Required work: Retype each entry below, keeping every character the same.

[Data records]
= = = = =

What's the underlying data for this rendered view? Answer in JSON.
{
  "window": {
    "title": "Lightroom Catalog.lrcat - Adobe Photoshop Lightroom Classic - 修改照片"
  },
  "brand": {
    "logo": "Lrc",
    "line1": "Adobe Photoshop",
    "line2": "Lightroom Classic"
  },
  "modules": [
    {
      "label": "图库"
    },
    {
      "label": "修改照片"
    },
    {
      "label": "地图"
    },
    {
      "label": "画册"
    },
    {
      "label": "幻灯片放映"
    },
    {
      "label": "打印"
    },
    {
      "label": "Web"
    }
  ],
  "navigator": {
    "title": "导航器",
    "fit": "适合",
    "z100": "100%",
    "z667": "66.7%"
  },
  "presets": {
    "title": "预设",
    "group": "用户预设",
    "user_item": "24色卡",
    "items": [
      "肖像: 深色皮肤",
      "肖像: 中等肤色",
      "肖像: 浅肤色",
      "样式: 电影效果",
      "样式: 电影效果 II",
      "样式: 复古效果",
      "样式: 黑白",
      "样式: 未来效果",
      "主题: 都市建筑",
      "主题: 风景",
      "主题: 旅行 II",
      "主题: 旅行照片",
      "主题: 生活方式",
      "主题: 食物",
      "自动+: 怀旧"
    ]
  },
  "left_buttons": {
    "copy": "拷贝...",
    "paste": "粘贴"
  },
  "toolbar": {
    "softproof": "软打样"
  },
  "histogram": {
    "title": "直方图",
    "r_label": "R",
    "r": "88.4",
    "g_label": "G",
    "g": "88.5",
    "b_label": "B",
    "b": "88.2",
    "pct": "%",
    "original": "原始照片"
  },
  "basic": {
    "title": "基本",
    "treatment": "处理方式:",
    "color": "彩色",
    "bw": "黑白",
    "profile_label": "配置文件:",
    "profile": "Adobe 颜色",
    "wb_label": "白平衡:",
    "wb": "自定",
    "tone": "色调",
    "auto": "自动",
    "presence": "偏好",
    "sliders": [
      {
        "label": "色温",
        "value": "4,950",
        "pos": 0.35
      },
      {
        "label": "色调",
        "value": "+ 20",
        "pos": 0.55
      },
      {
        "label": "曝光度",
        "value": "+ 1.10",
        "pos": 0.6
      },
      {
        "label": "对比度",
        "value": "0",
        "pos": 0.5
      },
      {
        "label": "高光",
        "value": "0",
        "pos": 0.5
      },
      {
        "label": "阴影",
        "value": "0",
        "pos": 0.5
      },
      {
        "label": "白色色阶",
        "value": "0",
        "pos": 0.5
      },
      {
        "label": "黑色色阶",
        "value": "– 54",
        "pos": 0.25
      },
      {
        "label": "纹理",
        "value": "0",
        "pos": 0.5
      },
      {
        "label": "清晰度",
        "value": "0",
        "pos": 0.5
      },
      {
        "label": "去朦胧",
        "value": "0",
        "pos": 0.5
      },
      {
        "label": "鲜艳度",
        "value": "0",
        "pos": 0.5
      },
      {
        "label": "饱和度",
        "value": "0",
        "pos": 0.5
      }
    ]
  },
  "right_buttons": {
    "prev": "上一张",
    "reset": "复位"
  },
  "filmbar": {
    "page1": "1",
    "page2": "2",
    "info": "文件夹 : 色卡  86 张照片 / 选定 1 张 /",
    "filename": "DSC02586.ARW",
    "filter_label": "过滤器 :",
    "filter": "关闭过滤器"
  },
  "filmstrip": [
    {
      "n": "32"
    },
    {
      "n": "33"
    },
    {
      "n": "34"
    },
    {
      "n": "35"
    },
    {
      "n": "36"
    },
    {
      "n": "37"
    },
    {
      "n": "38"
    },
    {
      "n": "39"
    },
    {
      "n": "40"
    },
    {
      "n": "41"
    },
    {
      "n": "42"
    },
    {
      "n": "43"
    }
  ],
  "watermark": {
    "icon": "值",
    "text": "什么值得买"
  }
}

= = = = =

Response for this exercise:
What's the underlying data for this rendered view? Answer in JSON.
{
  "window": {
    "title": "Lightroom Catalog.lrcat - Adobe Photoshop Lightroom Classic - 修改照片"
  },
  "brand": {
    "logo": "Lrc",
    "line1": "Adobe Photoshop",
    "line2": "Lightroom Classic"
  },
  "modules": [
    {
      "label": "图库"
    },
    {
      "label": "修改照片"
    },
    {
      "label": "地图"
    },
    {
      "label": "画册"
    },
    {
      "label": "幻灯片放映"
    },
    {
      "label": "打印"
    },
    {
      "label": "Web"
    }
  ],
  "navigator": {
    "title": "导航器",
    "fit": "适合",
    "z100": "100%",
    "z667": "66.7%"
  },
  "presets": {
    "title": "预设",
    "group": "用户预设",
    "user_item": "24色卡",
    "items": [
      "肖像: 深色皮肤",
      "肖像: 中等肤色",
      "肖像: 浅肤色",
      "样式: 电影效果",
      "样式: 电影效果 II",
      "样式: 复古效果",
      "样式: 黑白",
      "样式: 未来效果",
      "主题: 都市建筑",
      "主题: 风景",
      "主题: 旅行 II",
      "主题: 旅行照片",
      "主题: 生活方式",
      "主题: 食物",
      "自动+: 怀旧"
    ]
  },
  "left_buttons": {
    "copy": "拷贝...",
    "paste": "粘贴"
  },
  "toolbar": {
    "softproof": "软打样"
  },
  "histogram": {
    "title": "直方图",
    "r_label": "R",
    "r": "88.4",
    "g_label": "G",
    "g": "88.5",
    "b_label": "B",
    "b": "88.2",
    "pct": "%",
    "original": "原始照片"
  },
  "basic": {
    "title": "基本",
    "treatment": "处理方式:",
    "color": "彩色",
    "bw": "黑白",
    "profile_label": "配置文件:",
    "profile": "Adobe 颜色",
    "wb_label": "白平衡:",
    "wb": "自定",
    "tone": "色调",
    "auto": "自动",
    "presence": "偏好",
    "sliders": [
      {
        "label": "色温",
        "value": "4,950",
        "pos": 0.35
      },
      {
        "label": "色调",
        "value": "+ 20",
        "pos": 0.55
      },
      {
        "label": "曝光度",
        "value": "+ 1.10",
        "pos": 0.6
      },
      {
        "label": "对比度",
        "value": "0",
        "pos": 0.5
      },
      {
        "label": "高光",
        "value": "0",
        "pos": 0.5
      },
      {
        "label": "阴影",
        "value": "0",
        "pos": 0.5
      },
      {
        "label": "白色色阶",
        "value": "0",
        "pos": 0.5
      },
      {
        "label": "黑色色阶",
        "value": "– 54",
        "pos": 0.25
      },
      {
        "label": "纹理",
        "value": "0",
        "pos": 0.5
      },
      {
        "label": "清晰度",
        "value": "0",
        "pos": 0.5
      },
      {
        "label": "去朦胧",
        "value": "0",
        "pos": 0.5
      },
      {
        "label": "鲜艳度",
        "value": "0",
        "pos": 0.5
      },
      {
        "label": "饱和度",
        "value": "0",
        "pos": 0.5
      }
    ]
  },
  "right_buttons": {
    "prev": "上一张",
    "reset": "复位"
  },
  "filmbar": {
    "page1": "1",
    "page2": "2",
    "info": "文件夹 : 色卡  86 张照片 / 选定 1 张 /",
    "filename": "DSC02586.ARW",
    "filter_label": "过滤器 :",
    "filter": "关闭过滤器"
  },
  "filmstrip": [
    {
      "n": "32"
    },
    {
      "n": "33"
    },
    {
      "n": "34"
    },
    {
      "n": "35"
    },
    {
      "n": "36"
    },
    {
      "n": "37"
    },
    {
      "n": "38"
    },
    {
      "n": "39"
    },
    {
      "n": "40"
    },
    {
      "n": "41"
    },
    {
      "n": "42"
    },
    {
      "n": "43"
    }
  ],
  "watermark": {
    "icon": "值",
    "text": "什么值得买"
  }
}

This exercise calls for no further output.